-- Start --
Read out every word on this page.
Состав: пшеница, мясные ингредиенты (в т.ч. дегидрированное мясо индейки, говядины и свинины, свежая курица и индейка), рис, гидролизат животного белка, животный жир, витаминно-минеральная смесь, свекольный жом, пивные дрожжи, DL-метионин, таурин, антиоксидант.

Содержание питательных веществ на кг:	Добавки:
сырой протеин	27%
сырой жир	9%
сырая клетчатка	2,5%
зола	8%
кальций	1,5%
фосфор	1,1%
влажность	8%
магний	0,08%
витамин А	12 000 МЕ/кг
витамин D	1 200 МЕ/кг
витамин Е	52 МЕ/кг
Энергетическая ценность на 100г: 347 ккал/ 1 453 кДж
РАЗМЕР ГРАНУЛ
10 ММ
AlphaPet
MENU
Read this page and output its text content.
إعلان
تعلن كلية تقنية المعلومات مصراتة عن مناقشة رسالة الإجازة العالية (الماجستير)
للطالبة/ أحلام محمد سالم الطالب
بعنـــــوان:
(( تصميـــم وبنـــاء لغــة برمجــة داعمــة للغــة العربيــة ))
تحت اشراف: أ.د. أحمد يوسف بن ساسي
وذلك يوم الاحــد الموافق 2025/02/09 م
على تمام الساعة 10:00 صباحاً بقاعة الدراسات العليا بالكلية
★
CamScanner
-- End --
## WHAT IS NEEDED
Output an exact copy of the lines beginning at the one that holds "Read this page and output its text content." and running through the final line of the records.

## TASK SOLUTION
Read this page and output its text content.
إعلان
تعلن كلية تقنية المعلومات مصراتة عن مناقشة رسالة الإجازة العالية (الماجستير)
للطالبة/ أحلام محمد سالم الطالب
بعنـــــوان:
(( تصميـــم وبنـــاء لغــة برمجــة داعمــة للغــة العربيــة ))
تحت اشراف: أ.د. أحمد يوسف بن ساسي
وذلك يوم الاحــد الموافق 2025/02/09 م
على تمام الساعة 10:00 صباحاً بقاعة الدراسات العليا بالكلية
★
CamScanner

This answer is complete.